#### DIRECTIONS FOR THIS TASK:
Quote the passage on adversarial robustness from "This is not" up to and including "the adversarial objective.".

#### SOURCE PASSAGE:
Next we train the fully connected model **without adversarial training**.

In [None]:
# Compile Model
fc_model.compile(optimizer=OPTIMIZER,
              loss=LOSS, metrics=["accuracy"])

# Train Model
fc_model.fit(x_train, y_train,
             batch_size=32,
             epochs=4, validation_split=0.2)

# Evaluate Model
print("\nEvaluation on clean test data:\n")
evaluation = fc_model.evaluate(x_test, y_test, verbose=2)

### Adversarial Robustness For Fully Connected Neural Network
Let's visualize the results of an adversarial attack (Random Plus FGSM)) on the fullly connected model by displaying the predictions of the model for 20 clean test images and 
their corresponding adversarial examples.

In [None]:
# Attack to be tested
Attack = attacks.RandomPlusFgsm
# Attack parameters
attack_kwargs = {"eps": 0.2, "alpha": 1.25*0.2}


attacks.attack_visual_demo(fc_model, Attack, attack_kwargs,
                           x_test[:20], y_test[:20])

Every model instance of `models.CustomModel` has a method `test_adv_robustness` which can be called on test data and prints accuracy results
on adversarial examples of different types. 

Let's test the adversarial robustness for the fully connected model by calling this method on
the test data.

In [None]:
# Test Adversarial Robustness
fc_model.test_adv_robustness(x_test, y_test, eps=0.2)

Every attack ($\epsilon=0.2$ is the default for our adversarial robustness test) manages to keep accuracy below 16%. 
The most effective attack is the *Basic Iterative Method* and the least effective attack is *One Step Least Likely*.

This is not surprising to me since the iterative method performs several (in the test 40) iterations of gradient ascent/descent and has thus more power
to minimize/maximize the adversarial objective.

In the case of *One Step Least Likely* keep in mind that the method performs only 
one step (like FGSM, Random Plus FGSM) but optimizes for a classification equal to the least likely predicted label for the clean input 
(unlike FGSM and Random Plus FGSM). 

Steering the model to the least likely predicted label (think label airplane for an image of a panda) is surely a more difficult
objective than say reducing directly the confidence of the model in the true label (FGSM, Random Plus FGSM, Basic Iterative do this).

#### DATA SEGMENT:
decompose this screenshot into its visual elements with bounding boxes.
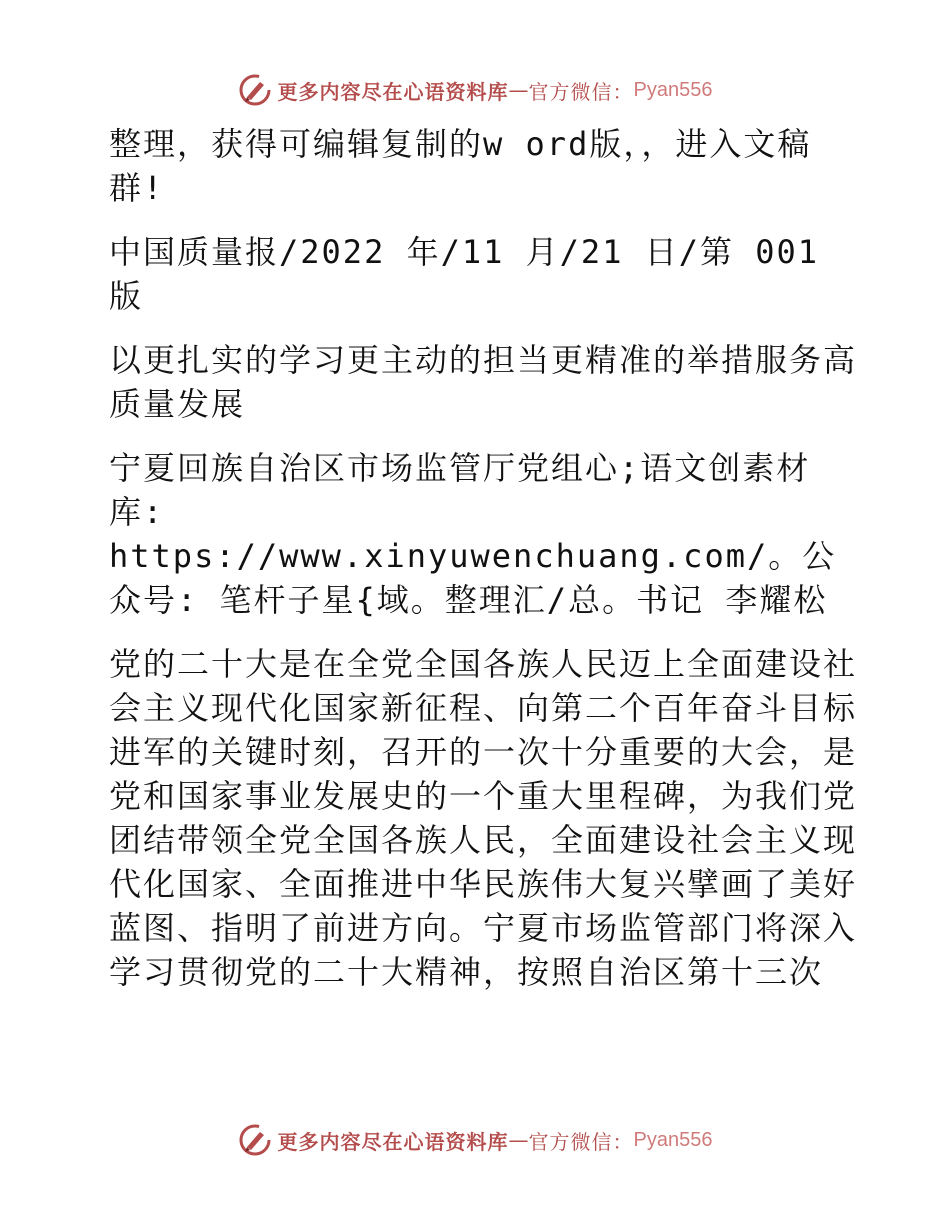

#### TASK OUTPUT:
This is not surprising to me since the iterative method performs several (in the test 40) iterations of gradient ascent/descent and has thus more power
to minimize/maximize the adversarial objective.